**GIVEN EXERCISE:**
Copy every line of the records below where the word "domain" occurs.

'''

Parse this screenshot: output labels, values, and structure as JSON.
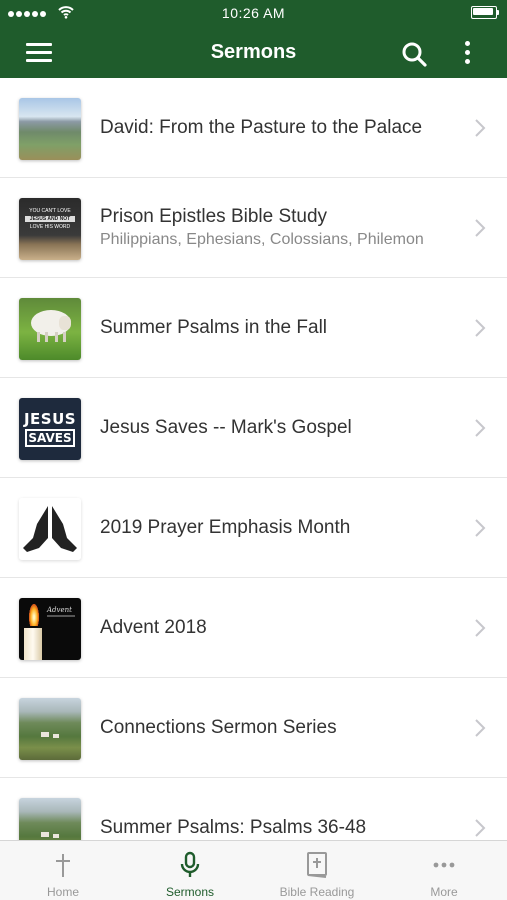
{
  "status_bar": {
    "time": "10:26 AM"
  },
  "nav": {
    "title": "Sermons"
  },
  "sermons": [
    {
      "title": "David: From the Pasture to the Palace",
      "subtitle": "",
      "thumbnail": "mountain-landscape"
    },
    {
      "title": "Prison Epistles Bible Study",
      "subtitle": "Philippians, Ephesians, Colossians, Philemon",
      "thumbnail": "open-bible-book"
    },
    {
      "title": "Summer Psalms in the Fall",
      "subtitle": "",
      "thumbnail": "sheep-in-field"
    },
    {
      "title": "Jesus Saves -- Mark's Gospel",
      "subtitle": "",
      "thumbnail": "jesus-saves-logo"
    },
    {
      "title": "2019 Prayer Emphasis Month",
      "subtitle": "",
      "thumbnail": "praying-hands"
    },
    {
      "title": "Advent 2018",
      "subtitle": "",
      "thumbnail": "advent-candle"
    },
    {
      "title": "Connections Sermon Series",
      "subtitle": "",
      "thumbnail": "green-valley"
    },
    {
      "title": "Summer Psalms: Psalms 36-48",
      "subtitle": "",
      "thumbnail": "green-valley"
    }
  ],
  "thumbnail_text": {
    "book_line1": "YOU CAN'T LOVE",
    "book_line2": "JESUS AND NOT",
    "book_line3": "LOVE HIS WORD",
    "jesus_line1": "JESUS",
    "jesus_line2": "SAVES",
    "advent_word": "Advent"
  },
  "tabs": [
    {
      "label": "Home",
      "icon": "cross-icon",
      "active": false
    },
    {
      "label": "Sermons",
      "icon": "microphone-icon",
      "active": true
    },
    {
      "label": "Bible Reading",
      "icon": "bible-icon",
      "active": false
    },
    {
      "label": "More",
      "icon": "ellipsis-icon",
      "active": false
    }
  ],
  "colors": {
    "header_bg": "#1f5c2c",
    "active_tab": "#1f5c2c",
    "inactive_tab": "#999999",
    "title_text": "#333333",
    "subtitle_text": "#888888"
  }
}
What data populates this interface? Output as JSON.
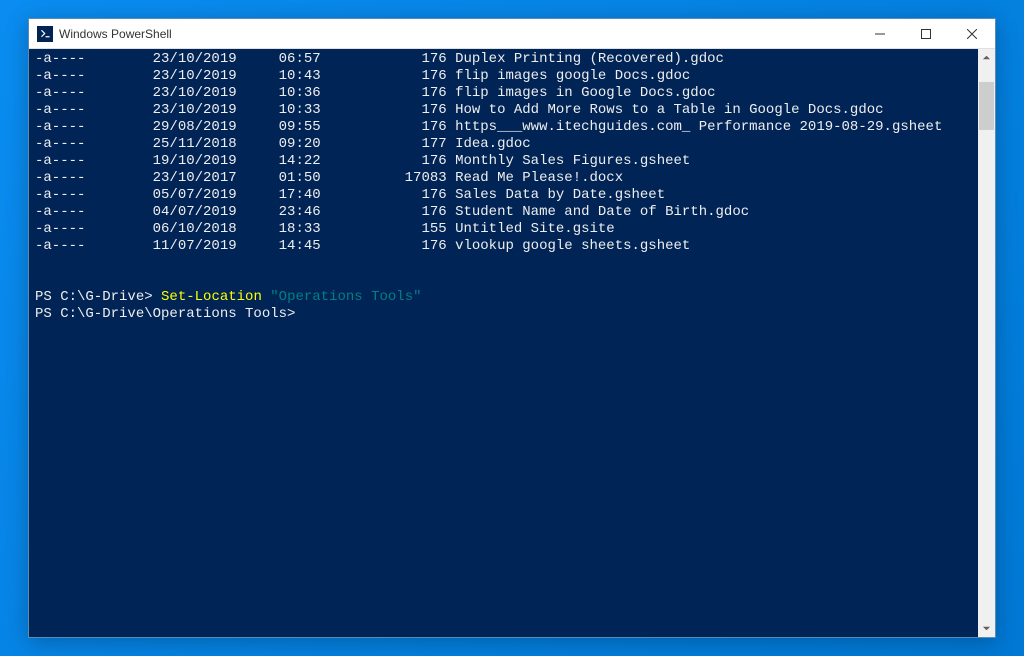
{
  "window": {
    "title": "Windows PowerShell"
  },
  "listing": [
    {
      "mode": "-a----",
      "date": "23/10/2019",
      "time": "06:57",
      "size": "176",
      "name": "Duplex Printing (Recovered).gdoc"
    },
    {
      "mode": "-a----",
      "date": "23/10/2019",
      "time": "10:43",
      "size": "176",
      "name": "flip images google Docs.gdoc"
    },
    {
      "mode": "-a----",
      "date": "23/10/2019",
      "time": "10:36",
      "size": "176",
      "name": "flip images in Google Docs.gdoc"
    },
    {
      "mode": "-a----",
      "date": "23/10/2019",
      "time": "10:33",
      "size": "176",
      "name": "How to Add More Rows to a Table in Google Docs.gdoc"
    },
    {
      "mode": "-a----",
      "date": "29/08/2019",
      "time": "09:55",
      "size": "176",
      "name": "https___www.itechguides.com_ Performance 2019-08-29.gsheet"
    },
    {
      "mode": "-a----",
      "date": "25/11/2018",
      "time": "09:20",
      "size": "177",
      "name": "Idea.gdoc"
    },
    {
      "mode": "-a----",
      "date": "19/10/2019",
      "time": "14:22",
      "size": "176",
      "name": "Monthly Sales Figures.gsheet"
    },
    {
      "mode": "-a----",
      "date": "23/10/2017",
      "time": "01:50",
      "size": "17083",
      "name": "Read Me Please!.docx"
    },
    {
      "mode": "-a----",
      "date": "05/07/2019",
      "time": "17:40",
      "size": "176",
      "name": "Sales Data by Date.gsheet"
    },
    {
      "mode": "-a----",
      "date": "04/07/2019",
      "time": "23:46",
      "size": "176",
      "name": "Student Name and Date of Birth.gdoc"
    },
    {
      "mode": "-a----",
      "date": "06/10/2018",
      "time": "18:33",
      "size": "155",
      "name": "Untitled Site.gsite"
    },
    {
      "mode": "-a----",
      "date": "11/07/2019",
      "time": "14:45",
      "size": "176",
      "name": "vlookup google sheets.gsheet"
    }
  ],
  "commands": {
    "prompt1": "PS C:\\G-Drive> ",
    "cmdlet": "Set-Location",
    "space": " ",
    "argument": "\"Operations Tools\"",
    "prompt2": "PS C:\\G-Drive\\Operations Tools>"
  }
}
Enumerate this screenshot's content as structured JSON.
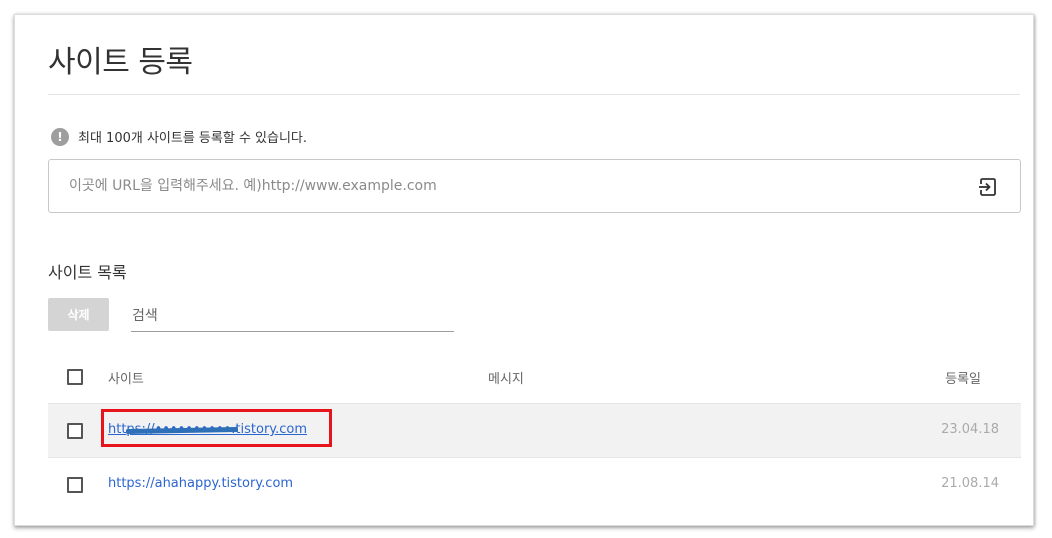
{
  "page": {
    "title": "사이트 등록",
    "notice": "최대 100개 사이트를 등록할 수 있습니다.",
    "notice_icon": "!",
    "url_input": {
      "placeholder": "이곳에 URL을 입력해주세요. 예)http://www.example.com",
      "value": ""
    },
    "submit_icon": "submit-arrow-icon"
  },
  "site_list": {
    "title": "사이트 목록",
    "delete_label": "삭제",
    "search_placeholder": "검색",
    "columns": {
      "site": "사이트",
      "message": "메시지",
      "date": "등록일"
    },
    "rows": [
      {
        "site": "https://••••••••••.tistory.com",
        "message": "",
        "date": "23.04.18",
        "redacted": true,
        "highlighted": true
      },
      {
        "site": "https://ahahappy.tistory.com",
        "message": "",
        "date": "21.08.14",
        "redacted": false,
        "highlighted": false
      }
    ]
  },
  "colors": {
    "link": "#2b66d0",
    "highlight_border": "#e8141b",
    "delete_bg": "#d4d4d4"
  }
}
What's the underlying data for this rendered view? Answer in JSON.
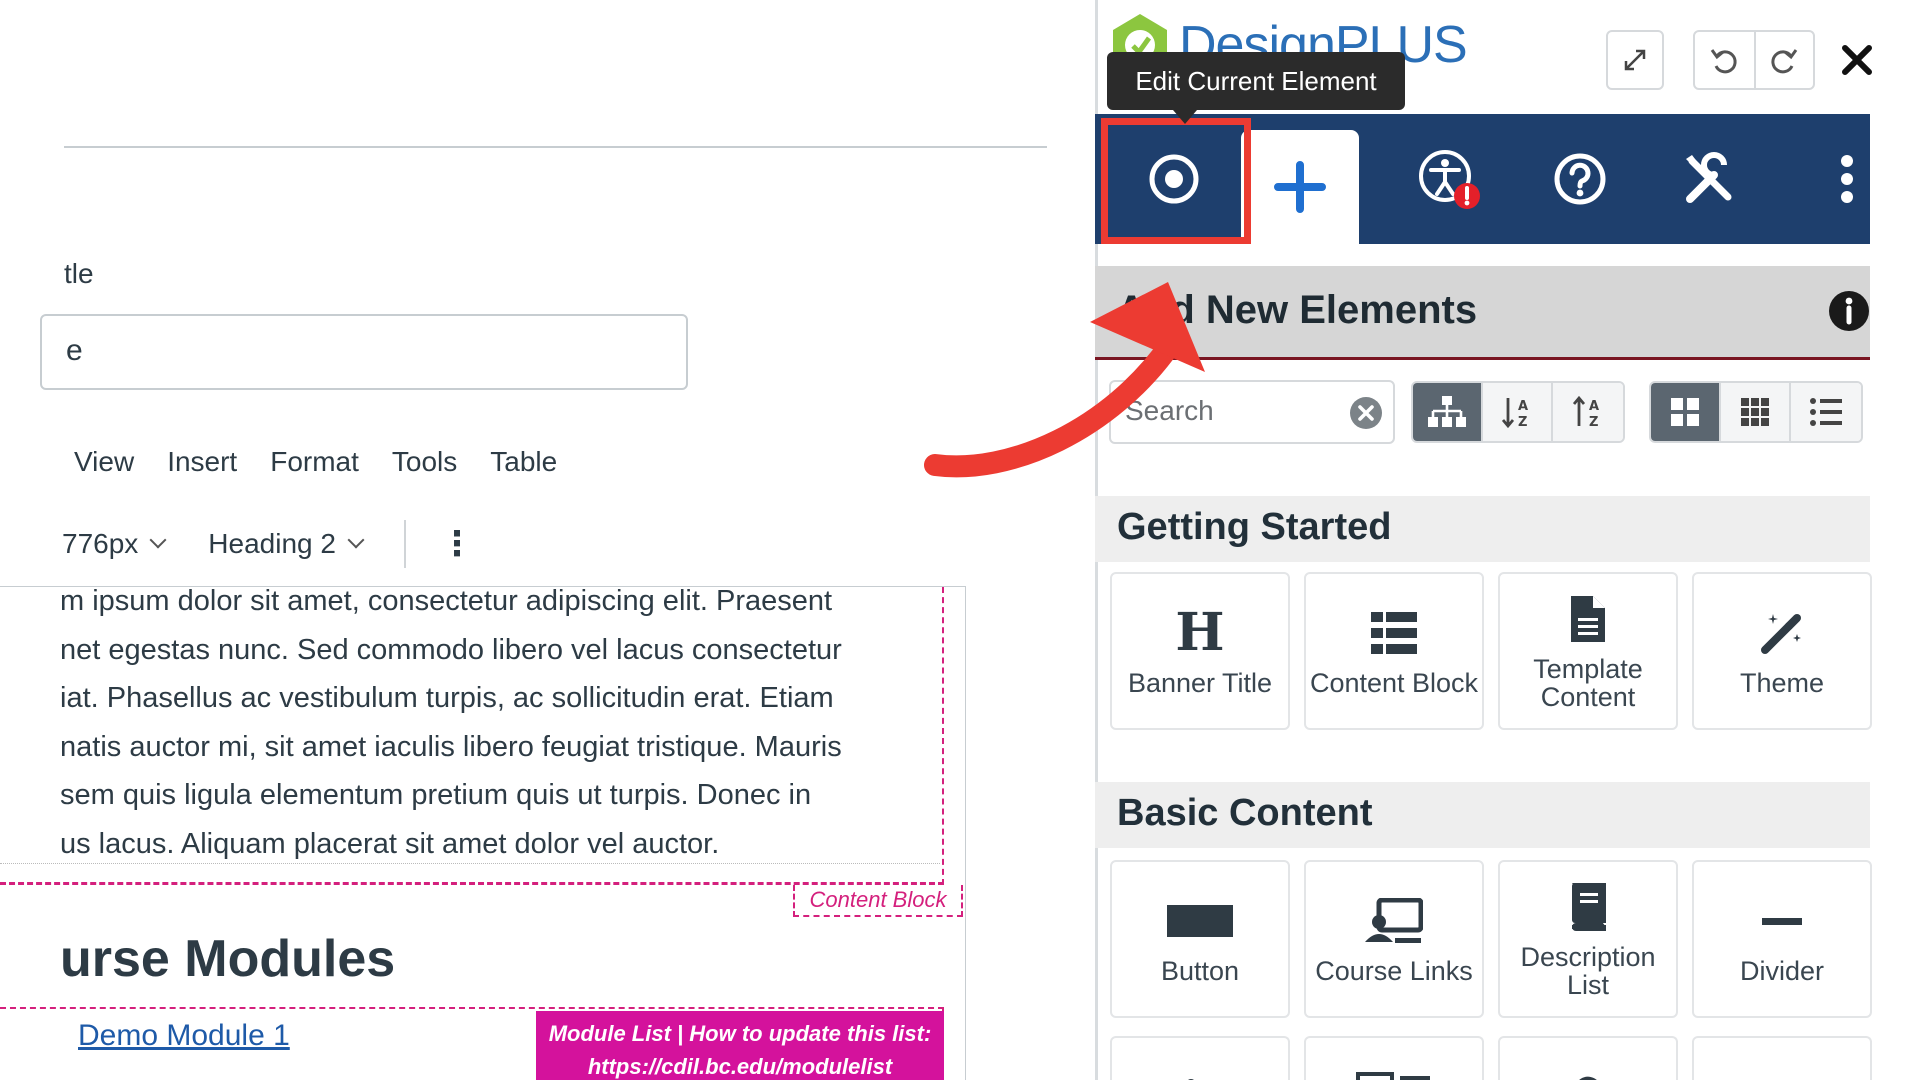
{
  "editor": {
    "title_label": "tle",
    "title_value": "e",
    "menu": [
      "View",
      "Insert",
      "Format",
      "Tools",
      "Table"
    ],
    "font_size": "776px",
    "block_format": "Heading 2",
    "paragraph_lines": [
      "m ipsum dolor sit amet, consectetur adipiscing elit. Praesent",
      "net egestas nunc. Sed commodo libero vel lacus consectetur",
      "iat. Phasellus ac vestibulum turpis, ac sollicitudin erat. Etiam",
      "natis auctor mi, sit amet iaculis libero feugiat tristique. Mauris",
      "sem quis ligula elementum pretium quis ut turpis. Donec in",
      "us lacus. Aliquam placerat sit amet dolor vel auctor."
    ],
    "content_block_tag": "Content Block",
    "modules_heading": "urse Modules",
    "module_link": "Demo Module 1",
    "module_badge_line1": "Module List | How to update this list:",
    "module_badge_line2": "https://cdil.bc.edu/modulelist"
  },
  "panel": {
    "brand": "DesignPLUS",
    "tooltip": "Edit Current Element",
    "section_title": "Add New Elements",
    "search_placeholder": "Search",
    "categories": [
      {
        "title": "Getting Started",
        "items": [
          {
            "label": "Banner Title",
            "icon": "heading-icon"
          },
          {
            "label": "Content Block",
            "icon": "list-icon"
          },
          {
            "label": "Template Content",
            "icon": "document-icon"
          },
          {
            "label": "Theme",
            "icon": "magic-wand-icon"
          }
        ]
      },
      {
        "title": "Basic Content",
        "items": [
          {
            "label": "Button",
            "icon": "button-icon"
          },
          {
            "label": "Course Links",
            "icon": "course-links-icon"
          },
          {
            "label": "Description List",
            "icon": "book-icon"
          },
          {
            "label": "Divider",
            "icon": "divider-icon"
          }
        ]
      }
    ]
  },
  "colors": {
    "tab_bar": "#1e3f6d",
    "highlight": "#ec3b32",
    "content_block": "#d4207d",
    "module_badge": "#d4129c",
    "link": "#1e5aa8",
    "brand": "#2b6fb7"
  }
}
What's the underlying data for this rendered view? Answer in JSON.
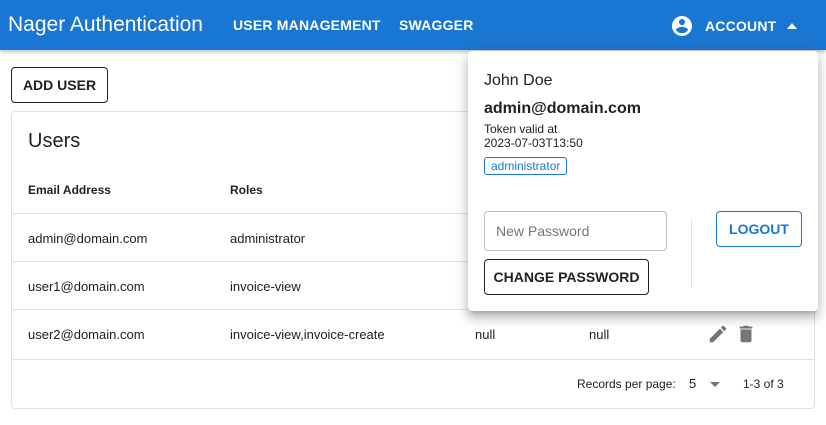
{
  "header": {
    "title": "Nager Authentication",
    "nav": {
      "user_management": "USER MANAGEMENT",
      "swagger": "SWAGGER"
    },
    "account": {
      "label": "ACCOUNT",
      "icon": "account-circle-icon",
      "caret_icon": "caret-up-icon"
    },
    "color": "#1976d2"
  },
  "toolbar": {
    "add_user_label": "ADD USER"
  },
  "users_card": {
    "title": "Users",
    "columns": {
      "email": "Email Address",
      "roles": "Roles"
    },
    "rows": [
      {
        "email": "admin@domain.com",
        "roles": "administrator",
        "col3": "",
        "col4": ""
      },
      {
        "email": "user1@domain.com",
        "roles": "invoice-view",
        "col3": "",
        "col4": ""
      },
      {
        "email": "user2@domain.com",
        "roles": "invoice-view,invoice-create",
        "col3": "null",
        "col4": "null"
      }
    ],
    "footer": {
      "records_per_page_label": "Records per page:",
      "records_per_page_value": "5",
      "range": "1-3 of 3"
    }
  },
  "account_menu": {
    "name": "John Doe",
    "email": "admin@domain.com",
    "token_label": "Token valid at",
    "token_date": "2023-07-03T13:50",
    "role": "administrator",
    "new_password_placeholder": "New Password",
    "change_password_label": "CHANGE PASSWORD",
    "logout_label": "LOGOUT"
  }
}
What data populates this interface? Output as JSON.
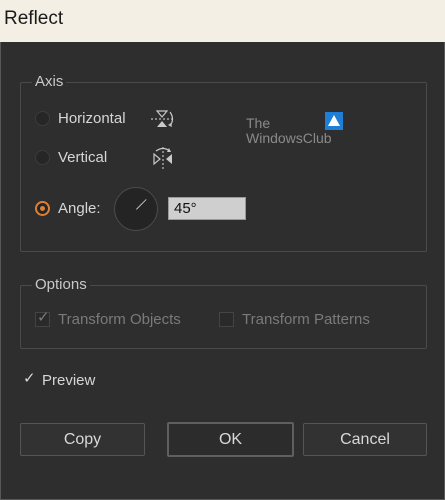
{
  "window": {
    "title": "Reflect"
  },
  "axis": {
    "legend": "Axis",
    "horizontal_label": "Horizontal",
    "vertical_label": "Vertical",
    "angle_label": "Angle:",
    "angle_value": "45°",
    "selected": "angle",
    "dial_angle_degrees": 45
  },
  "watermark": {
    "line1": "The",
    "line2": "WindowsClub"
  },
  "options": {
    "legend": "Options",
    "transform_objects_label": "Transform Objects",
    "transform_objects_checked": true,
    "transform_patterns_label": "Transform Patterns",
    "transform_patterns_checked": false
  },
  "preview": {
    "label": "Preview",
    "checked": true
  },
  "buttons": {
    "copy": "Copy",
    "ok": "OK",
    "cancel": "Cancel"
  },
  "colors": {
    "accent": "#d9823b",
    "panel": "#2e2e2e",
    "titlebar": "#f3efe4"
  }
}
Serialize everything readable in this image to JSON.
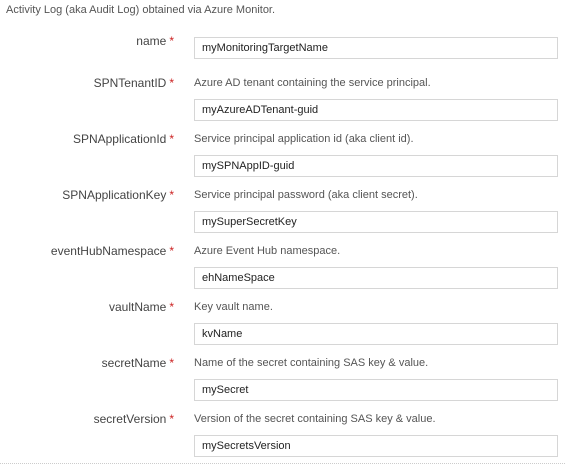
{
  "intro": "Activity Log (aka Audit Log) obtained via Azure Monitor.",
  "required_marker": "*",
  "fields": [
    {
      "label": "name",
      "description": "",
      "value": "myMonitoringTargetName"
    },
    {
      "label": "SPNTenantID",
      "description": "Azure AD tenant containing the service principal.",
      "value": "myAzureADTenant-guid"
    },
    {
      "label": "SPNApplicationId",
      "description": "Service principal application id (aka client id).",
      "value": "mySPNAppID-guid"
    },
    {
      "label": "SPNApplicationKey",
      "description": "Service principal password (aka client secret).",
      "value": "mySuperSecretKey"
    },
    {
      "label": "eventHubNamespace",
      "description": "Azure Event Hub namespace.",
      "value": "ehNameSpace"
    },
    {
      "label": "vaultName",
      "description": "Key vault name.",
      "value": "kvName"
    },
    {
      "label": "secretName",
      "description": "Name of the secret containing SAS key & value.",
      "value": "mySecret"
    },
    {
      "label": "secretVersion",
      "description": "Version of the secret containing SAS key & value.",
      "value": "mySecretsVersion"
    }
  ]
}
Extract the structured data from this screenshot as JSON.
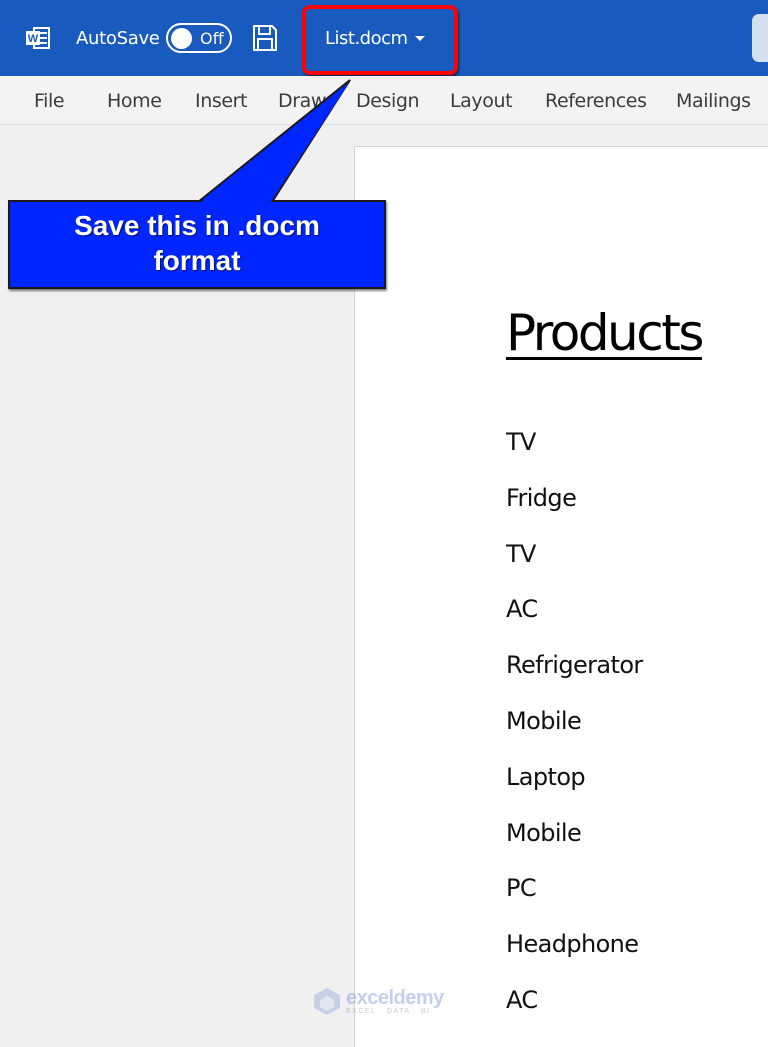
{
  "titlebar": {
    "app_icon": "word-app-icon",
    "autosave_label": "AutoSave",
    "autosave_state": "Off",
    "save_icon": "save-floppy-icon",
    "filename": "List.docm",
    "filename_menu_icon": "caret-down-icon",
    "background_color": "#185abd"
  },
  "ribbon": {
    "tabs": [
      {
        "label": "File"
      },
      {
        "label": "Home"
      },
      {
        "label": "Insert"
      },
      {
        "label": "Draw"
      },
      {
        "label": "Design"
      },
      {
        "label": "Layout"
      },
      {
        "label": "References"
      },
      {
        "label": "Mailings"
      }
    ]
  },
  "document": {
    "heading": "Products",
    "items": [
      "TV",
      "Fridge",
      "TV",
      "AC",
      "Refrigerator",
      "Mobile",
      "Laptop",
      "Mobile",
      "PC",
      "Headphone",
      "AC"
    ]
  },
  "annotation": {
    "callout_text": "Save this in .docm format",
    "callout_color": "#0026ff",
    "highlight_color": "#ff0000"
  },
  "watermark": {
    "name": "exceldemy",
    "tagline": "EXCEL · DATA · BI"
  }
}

'''

**EXERCISE SOLUTION:**
        "email": "admin@domain.com",
        "email": "user1@domain.com",
        "email": "user2@domain.com",
    "email": "admin@domain.com",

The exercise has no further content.